Lines containing the string "ylabel" are to be collected in full.

-- START OF Records to process --

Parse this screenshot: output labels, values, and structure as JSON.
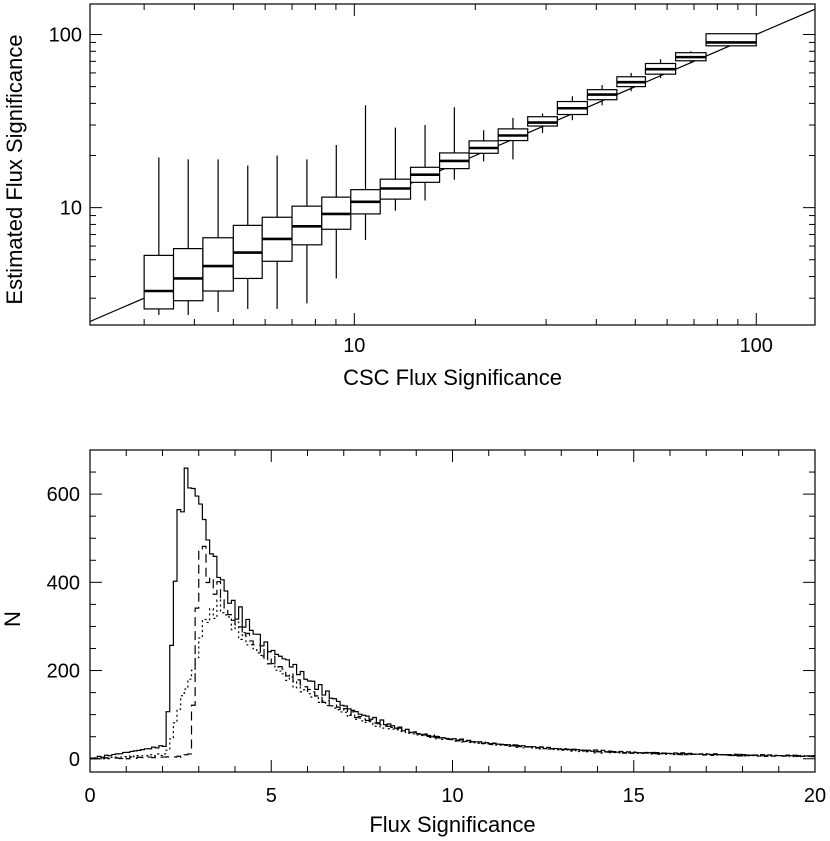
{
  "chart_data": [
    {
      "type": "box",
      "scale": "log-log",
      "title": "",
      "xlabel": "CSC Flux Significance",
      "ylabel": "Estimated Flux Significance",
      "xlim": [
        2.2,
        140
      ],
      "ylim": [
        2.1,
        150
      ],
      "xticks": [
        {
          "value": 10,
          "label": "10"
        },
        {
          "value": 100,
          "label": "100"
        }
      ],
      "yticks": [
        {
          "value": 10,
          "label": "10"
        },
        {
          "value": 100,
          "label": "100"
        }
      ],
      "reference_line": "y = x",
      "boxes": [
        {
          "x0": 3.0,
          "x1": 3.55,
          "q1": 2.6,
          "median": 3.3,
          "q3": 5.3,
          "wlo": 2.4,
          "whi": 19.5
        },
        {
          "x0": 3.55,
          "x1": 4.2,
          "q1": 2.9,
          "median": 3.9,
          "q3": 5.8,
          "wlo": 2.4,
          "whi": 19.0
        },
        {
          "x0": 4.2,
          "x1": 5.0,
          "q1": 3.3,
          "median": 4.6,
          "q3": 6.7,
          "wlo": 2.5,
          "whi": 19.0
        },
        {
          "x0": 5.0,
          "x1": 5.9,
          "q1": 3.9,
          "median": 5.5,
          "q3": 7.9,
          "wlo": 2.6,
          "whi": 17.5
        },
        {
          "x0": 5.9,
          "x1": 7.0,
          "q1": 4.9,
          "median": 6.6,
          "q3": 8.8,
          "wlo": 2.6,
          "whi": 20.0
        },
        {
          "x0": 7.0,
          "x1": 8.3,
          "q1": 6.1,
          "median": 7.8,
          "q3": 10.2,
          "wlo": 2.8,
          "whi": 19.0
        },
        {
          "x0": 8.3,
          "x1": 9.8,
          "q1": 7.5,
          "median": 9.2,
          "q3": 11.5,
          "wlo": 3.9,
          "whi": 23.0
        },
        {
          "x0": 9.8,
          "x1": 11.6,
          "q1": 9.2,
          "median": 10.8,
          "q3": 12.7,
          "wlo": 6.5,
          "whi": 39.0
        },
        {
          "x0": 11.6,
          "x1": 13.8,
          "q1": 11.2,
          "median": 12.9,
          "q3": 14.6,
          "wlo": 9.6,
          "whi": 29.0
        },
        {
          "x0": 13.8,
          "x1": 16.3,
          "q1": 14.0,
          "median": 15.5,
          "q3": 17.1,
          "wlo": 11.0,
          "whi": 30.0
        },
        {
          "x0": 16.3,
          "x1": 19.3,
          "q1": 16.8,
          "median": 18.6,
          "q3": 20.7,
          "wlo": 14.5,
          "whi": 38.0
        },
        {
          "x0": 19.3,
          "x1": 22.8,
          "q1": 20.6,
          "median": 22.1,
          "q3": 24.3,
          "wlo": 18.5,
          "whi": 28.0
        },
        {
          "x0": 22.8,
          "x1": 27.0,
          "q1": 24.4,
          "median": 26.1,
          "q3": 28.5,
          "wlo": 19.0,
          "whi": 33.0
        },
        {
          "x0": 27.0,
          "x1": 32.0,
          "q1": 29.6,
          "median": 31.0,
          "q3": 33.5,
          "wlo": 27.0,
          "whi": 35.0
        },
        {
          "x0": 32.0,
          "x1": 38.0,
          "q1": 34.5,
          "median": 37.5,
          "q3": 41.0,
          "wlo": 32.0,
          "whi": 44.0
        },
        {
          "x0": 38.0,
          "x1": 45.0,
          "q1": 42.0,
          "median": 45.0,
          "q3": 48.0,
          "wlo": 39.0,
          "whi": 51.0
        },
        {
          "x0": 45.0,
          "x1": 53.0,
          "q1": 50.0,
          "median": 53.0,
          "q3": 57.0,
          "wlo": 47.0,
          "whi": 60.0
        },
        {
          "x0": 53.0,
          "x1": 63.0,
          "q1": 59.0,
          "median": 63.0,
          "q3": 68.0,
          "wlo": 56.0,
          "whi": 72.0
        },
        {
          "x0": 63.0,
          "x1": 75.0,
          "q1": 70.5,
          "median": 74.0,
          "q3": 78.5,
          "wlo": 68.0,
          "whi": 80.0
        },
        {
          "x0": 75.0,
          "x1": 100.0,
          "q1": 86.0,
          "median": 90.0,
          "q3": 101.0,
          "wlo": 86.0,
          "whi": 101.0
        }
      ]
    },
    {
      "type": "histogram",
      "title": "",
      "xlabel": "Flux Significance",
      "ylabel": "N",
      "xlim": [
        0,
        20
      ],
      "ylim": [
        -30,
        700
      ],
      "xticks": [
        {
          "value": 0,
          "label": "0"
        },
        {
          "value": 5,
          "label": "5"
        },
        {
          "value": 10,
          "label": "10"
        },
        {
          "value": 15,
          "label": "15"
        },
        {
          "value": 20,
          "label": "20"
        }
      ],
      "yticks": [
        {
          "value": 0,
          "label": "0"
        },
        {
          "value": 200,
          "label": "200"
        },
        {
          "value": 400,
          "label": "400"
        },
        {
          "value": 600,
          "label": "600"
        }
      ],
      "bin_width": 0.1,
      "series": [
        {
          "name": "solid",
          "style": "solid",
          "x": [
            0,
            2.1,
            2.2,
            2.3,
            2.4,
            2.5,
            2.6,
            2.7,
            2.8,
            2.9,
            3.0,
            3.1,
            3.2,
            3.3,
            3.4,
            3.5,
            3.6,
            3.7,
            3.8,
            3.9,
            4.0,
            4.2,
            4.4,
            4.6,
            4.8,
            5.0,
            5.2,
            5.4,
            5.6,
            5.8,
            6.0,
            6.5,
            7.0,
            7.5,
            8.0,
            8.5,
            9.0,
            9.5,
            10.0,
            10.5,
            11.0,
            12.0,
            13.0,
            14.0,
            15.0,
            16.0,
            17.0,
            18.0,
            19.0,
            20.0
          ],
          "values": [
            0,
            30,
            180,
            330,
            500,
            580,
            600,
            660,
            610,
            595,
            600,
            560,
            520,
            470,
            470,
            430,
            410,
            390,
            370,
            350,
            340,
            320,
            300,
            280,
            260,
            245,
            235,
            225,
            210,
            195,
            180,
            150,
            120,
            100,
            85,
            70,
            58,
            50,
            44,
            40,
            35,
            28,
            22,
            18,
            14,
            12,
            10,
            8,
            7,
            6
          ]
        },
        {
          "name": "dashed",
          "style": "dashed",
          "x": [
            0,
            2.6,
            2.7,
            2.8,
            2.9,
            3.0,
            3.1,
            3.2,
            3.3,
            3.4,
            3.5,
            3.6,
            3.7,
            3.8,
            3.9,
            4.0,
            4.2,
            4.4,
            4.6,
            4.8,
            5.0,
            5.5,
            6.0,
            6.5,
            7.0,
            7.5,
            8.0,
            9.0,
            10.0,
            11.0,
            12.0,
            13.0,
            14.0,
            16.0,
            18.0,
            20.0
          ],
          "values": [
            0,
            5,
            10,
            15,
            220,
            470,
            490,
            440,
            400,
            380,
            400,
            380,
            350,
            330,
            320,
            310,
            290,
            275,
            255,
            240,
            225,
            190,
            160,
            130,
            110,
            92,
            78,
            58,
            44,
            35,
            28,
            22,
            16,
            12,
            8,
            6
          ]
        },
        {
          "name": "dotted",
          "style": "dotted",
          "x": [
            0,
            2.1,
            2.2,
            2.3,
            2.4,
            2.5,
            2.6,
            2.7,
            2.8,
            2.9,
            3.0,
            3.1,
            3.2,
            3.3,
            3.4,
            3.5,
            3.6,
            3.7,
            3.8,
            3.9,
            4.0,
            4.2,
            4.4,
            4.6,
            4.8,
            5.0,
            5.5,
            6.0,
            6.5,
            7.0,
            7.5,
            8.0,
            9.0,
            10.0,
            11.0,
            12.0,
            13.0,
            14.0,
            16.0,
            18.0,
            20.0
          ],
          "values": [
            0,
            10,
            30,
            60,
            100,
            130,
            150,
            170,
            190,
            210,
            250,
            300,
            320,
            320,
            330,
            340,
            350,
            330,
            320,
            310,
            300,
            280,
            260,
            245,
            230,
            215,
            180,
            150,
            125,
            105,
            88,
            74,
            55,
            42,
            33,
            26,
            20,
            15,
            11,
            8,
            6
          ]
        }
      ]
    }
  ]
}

-- END OF Records to process --

▶ Result
      "ylabel": "Estimated Flux Significance",
      "ylabel": "N",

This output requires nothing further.